**Rows**
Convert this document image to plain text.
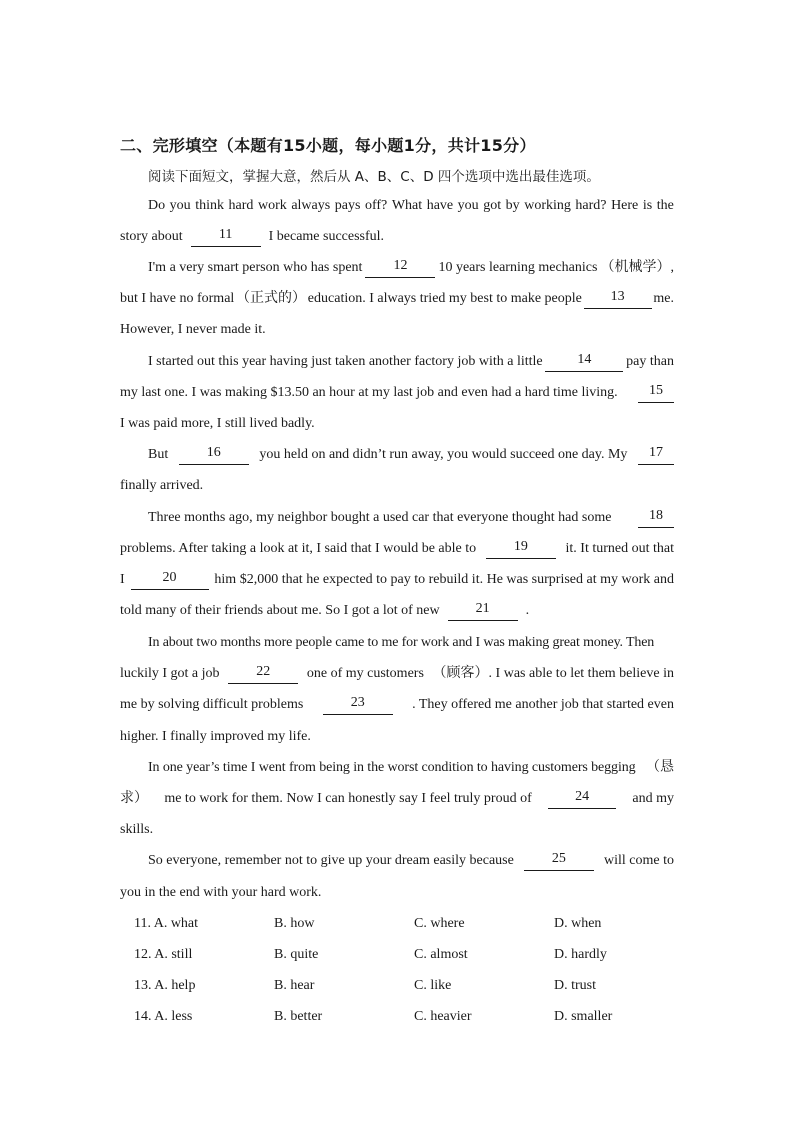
二、完形填空（本题有15小题，每小题1分，共计15分）
阅读下面短文，掌握大意，然后从 A、B、C、D 四个选项中选出最佳选项。
Do you think hard work always pays off? What have you got by working hard? Here is the
story about	11	I became successful.
I'm a very smart person who has spent	12	10 years learning mechanics （机械学）,
but I have no formal （正式的） education. I always tried my best to make people	13	me.
However, I never made it.
I started out this year having just taken another factory job with a little	14	pay than
my last one. I was making $13.50 an hour at my last job and even had a hard time living.	15
I was paid more, I still lived badly.
But	16	you held on and didn’t run away, you would succeed one day. My	17
finally arrived.
Three months ago, my neighbor bought a used car that everyone thought had some	18
problems. After taking a look at it, I said that I would be able to	19	it. It turned out that
I	20	him $2,000 that he expected to pay to rebuild it. He was surprised at my work and
told many of their friends about me. So I got a lot of new	21	.
In about two months more people came to me for work and I was making great money. Then
luckily I got a job	22	one of my customers （顾客）. I was able to let them believe in
me by solving difficult problems	23	. They offered me another job that started even
higher. I finally improved my life.
In one year’s time I went from being in the worst condition to having customers begging （恳
求） me to work for them. Now I can honestly say I feel truly proud of	24	and my
skills.
So everyone, remember not to give up your dream easily because	25	will come to
you in the end with your hard work.
11. A. what	B. how	C. where	D. when
12. A. still	B. quite	C. almost	D. hardly
13. A. help	B. hear	C. like	D. trust
14. A. less	B. better	C. heavier	D. smaller
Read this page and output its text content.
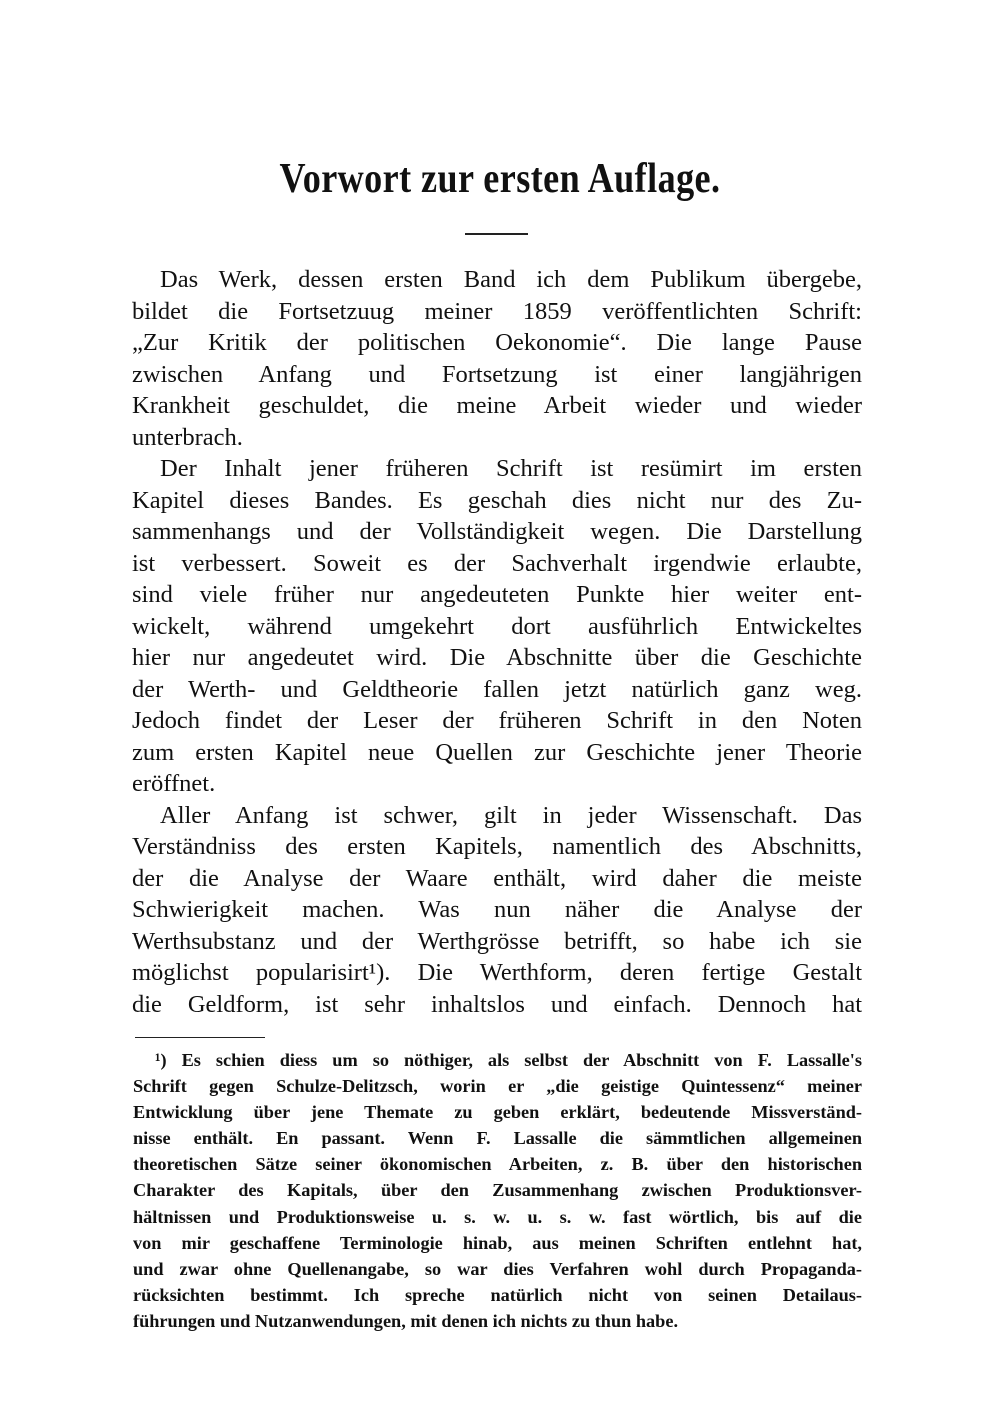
Vorwort zur ersten Auflage.
Das Werk, dessen ersten Band ich dem Publikum übergebe,
bildet die Fortsetzuug meiner 1859 veröffentlichten Schrift:
„Zur Kritik der politischen Oekonomie“. Die lange Pause
zwischen Anfang und Fortsetzung ist einer langjährigen
Krankheit geschuldet, die meine Arbeit wieder und wieder
unterbrach.
Der Inhalt jener früheren Schrift ist resümirt im ersten
Kapitel dieses Bandes. Es geschah dies nicht nur des Zu-
sammenhangs und der Vollständigkeit wegen. Die Darstellung
ist verbessert. Soweit es der Sachverhalt irgendwie erlaubte,
sind viele früher nur angedeuteten Punkte hier weiter ent-
wickelt, während umgekehrt dort ausführlich Entwickeltes
hier nur angedeutet wird. Die Abschnitte über die Geschichte
der Werth- und Geldtheorie fallen jetzt natürlich ganz weg.
Jedoch findet der Leser der früheren Schrift in den Noten
zum ersten Kapitel neue Quellen zur Geschichte jener Theorie
eröffnet.
Aller Anfang ist schwer, gilt in jeder Wissenschaft. Das
Verständniss des ersten Kapitels, namentlich des Abschnitts,
der die Analyse der Waare enthält, wird daher die meiste
Schwierigkeit machen. Was nun näher die Analyse der
Werthsubstanz und der Werthgrösse betrifft, so habe ich sie
möglichst popularisirt¹). Die Werthform, deren fertige Gestalt
die Geldform, ist sehr inhaltslos und einfach. Dennoch hat
¹) Es schien diess um so nöthiger, als selbst der Abschnitt von F. Lassalle's
Schrift gegen Schulze-Delitzsch, worin er „die geistige Quintessenz“ meiner
Entwicklung über jene Themate zu geben erklärt, bedeutende Missverständ-
nisse enthält. En passant. Wenn F. Lassalle die sämmtlichen allgemeinen
theoretischen Sätze seiner ökonomischen Arbeiten, z. B. über den historischen
Charakter des Kapitals, über den Zusammenhang zwischen Produktionsver-
hältnissen und Produktionsweise u. s. w. u. s. w. fast wörtlich, bis auf die
von mir geschaffene Terminologie hinab, aus meinen Schriften entlehnt hat,
und zwar ohne Quellenangabe, so war dies Verfahren wohl durch Propaganda-
rücksichten bestimmt. Ich spreche natürlich nicht von seinen Detailaus-
führungen und Nutzanwendungen, mit denen ich nichts zu thun habe.
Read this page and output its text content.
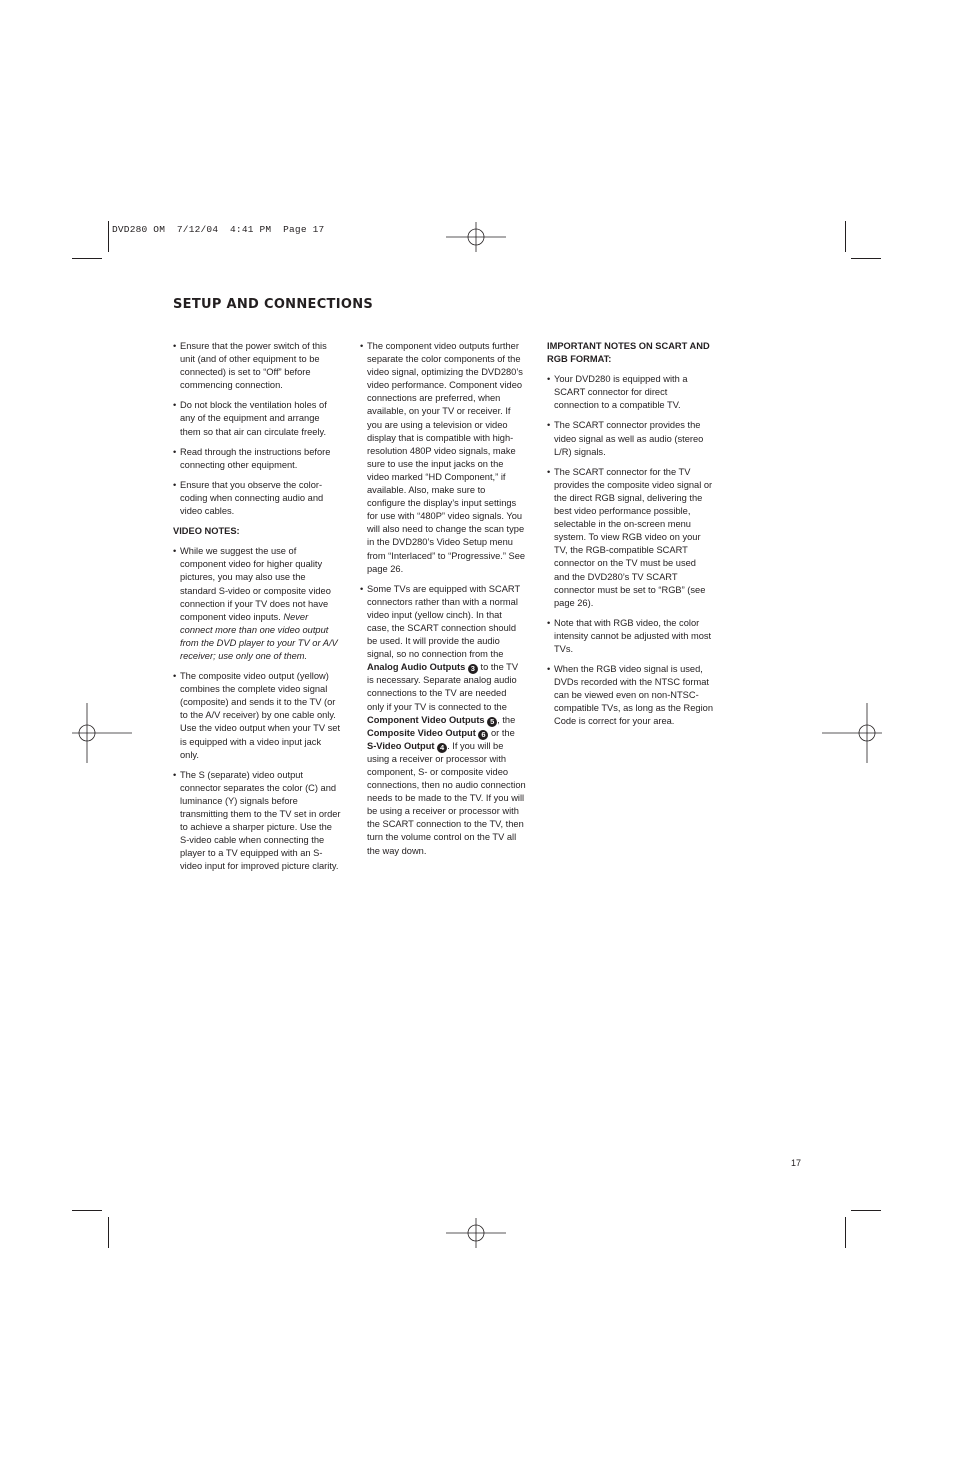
DVD280 OM  7/12/04  4:41 PM  Page 17
SETUP AND CONNECTIONS
• Ensure that the power switch of this unit (and of other equipment to be connected) is set to “Off” before commencing connection.
• Do not block the ventilation holes of any of the equipment and arrange them so that air can circulate freely.
• Read through the instructions before connecting other equipment.
• Ensure that you observe the color-coding when connecting audio and video cables.
VIDEO NOTES:
• While we suggest the use of component video for higher quality pictures, you may also use the standard S-video or composite video connection if your TV does not have component video inputs. Never connect more than one video output from the DVD player to your TV or A/V receiver; use only one of them.
• The composite video output (yellow) combines the complete video signal (composite) and sends it to the TV (or to the A/V receiver) by one cable only. Use the video output when your TV set is equipped with a video input jack only.
• The S (separate) video output connector separates the color (C) and luminance (Y) signals before transmitting them to the TV set in order to achieve a sharper picture. Use the S-video cable when connecting the player to a TV equipped with an S-video input for improved picture clarity.
• The component video outputs further separate the color components of the video signal, optimizing the DVD280’s video performance. Component video connections are preferred, when available, on your TV or receiver. If you are using a television or video display that is compatible with high-resolution 480P video signals, make sure to use the input jacks on the video marked “HD Component,” if available. Also, make sure to configure the display’s input settings for use with “480P” video signals. You will also need to change the scan type in the DVD280’s Video Setup menu from “Interlaced” to “Progressive.” See page 26.
• Some TVs are equipped with SCART connectors rather than with a normal video input (yellow cinch). In that case, the SCART connection should be used. It will provide the audio signal, so no connection from the Analog Audio Outputs 3 to the TV is necessary. Separate analog audio connections to the TV are needed only if your TV is connected to the Component Video Outputs 5 , the Composite Video Output 6 or the S-Video Output 4 . If you will be using a receiver or processor with component, S- or composite video connections, then no audio connection needs to be made to the TV. If you will be using a receiver or processor with the SCART connection to the TV, then turn the volume control on the TV all the way down.
IMPORTANT NOTES ON SCART AND RGB FORMAT:
• Your DVD280 is equipped with a SCART connector for direct connection to a compatible TV.
• The SCART connector provides the video signal as well as audio (stereo L/R) signals.
• The SCART connector for the TV provides the composite video signal or the direct RGB signal, delivering the best video performance possible, selectable in the on-screen menu system. To view RGB video on your TV, the RGB-compatible SCART connector on the TV must be used and the DVD280’s TV SCART connector must be set to “RGB” (see page 26).
• Note that with RGB video, the color intensity cannot be adjusted with most TVs.
• When the RGB video signal is used, DVDs recorded with the NTSC format can be viewed even on non-NTSC-compatible TVs, as long as the Region Code is correct for your area.
17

**What you have to do**
Copy out every line holding the string "meiner".

**Response**
bildet die Fortsetzuug meiner 1859 veröffentlichten Schrift:
Schrift gegen Schulze-Delitzsch, worin er „die geistige Quintessenz“ meiner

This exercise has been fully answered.